Instructions for the task =
Write the listing below out again exactly, dropping the images.

Recorded information =
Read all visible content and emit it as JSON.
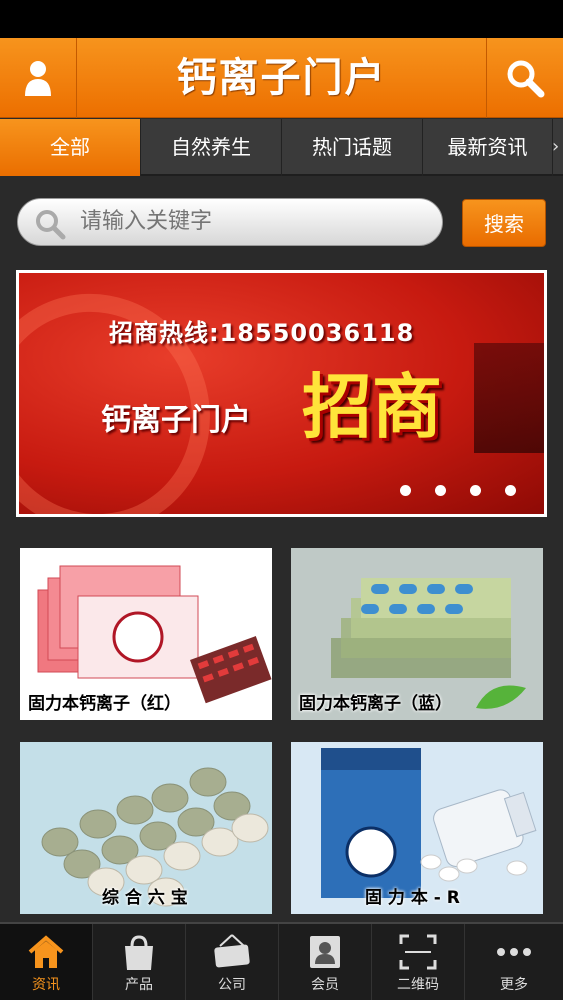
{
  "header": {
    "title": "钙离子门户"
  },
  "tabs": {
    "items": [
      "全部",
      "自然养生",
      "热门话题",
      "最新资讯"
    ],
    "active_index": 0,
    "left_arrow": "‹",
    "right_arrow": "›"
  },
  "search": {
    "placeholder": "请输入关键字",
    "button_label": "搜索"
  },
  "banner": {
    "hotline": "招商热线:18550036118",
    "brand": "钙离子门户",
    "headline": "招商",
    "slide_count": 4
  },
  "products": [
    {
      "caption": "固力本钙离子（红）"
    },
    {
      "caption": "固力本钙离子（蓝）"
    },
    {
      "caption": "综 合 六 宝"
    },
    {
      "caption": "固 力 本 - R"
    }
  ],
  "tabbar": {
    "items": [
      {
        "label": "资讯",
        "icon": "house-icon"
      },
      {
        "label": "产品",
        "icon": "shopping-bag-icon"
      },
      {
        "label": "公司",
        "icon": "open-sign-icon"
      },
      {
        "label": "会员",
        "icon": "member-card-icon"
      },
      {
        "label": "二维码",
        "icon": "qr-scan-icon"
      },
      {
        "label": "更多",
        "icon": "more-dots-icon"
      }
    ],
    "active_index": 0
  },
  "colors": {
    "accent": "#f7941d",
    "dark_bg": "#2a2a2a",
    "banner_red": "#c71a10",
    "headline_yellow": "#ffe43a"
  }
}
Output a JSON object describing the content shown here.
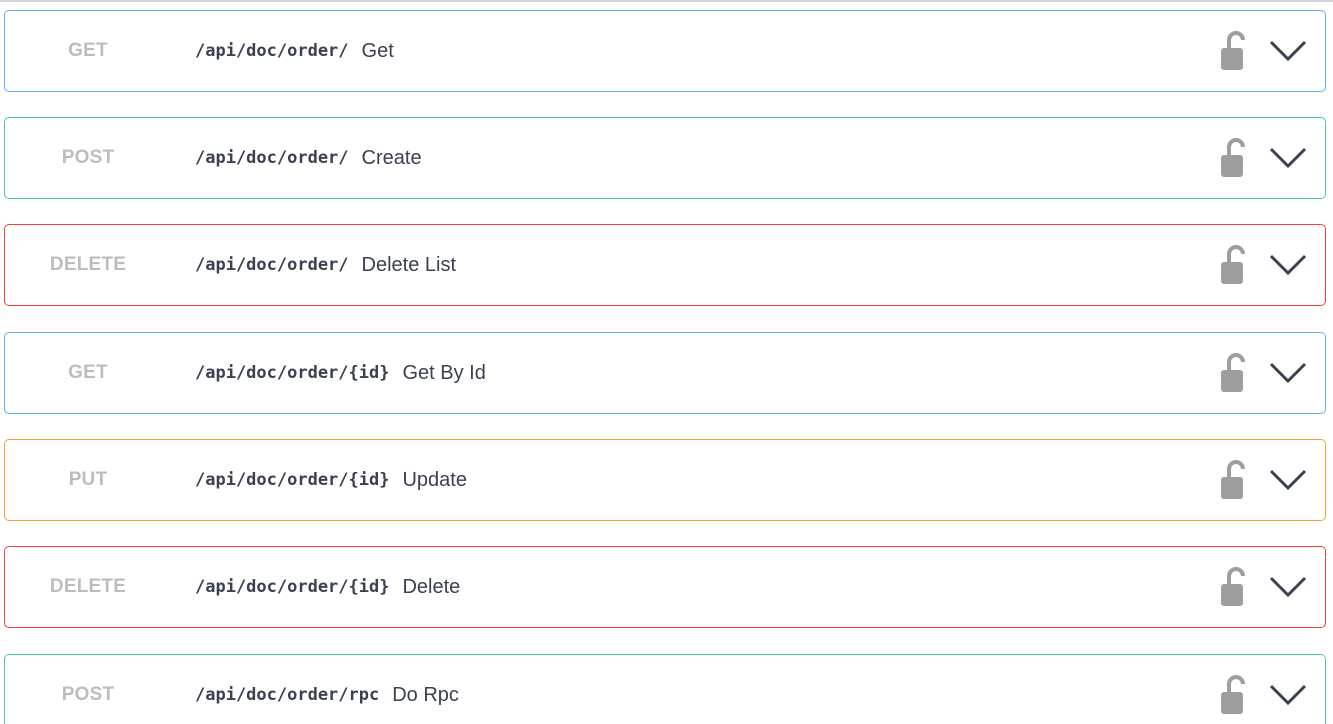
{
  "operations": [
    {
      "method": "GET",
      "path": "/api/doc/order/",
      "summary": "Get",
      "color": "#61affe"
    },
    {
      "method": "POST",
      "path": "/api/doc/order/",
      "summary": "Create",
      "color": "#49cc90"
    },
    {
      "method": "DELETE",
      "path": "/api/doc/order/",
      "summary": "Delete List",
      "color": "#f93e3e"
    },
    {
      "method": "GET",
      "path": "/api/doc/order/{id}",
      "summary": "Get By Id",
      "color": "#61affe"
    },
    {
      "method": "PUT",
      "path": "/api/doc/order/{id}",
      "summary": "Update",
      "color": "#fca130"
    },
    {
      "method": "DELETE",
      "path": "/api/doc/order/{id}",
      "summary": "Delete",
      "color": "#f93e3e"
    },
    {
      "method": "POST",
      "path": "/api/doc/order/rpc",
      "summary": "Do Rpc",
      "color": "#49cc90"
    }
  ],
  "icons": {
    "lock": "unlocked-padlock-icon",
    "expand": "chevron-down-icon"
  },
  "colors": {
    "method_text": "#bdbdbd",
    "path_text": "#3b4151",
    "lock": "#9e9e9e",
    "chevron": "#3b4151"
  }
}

Response to the task =
Read all visible content and emit it as JSON.
{
  "header": {
    "title": "钙离子门户"
  },
  "tabs": {
    "items": [
      "全部",
      "自然养生",
      "热门话题",
      "最新资讯"
    ],
    "active_index": 0,
    "left_arrow": "‹",
    "right_arrow": "›"
  },
  "search": {
    "placeholder": "请输入关键字",
    "button_label": "搜索"
  },
  "banner": {
    "hotline": "招商热线:18550036118",
    "brand": "钙离子门户",
    "headline": "招商",
    "slide_count": 4
  },
  "products": [
    {
      "caption": "固力本钙离子（红）"
    },
    {
      "caption": "固力本钙离子（蓝）"
    },
    {
      "caption": "综 合 六 宝"
    },
    {
      "caption": "固 力 本 - R"
    }
  ],
  "tabbar": {
    "items": [
      {
        "label": "资讯",
        "icon": "house-icon"
      },
      {
        "label": "产品",
        "icon": "shopping-bag-icon"
      },
      {
        "label": "公司",
        "icon": "open-sign-icon"
      },
      {
        "label": "会员",
        "icon": "member-card-icon"
      },
      {
        "label": "二维码",
        "icon": "qr-scan-icon"
      },
      {
        "label": "更多",
        "icon": "more-dots-icon"
      }
    ],
    "active_index": 0
  },
  "colors": {
    "accent": "#f7941d",
    "dark_bg": "#2a2a2a",
    "banner_red": "#c71a10",
    "headline_yellow": "#ffe43a"
  }
}
Output a JSON object describing the content shown here.
{
  "operations": [
    {
      "method": "GET",
      "path": "/api/doc/order/",
      "summary": "Get",
      "color": "#61affe"
    },
    {
      "method": "POST",
      "path": "/api/doc/order/",
      "summary": "Create",
      "color": "#49cc90"
    },
    {
      "method": "DELETE",
      "path": "/api/doc/order/",
      "summary": "Delete List",
      "color": "#f93e3e"
    },
    {
      "method": "GET",
      "path": "/api/doc/order/{id}",
      "summary": "Get By Id",
      "color": "#61affe"
    },
    {
      "method": "PUT",
      "path": "/api/doc/order/{id}",
      "summary": "Update",
      "color": "#fca130"
    },
    {
      "method": "DELETE",
      "path": "/api/doc/order/{id}",
      "summary": "Delete",
      "color": "#f93e3e"
    },
    {
      "method": "POST",
      "path": "/api/doc/order/rpc",
      "summary": "Do Rpc",
      "color": "#49cc90"
    }
  ],
  "icons": {
    "lock": "unlocked-padlock-icon",
    "expand": "chevron-down-icon"
  },
  "colors": {
    "method_text": "#bdbdbd",
    "path_text": "#3b4151",
    "lock": "#9e9e9e",
    "chevron": "#3b4151"
  }
}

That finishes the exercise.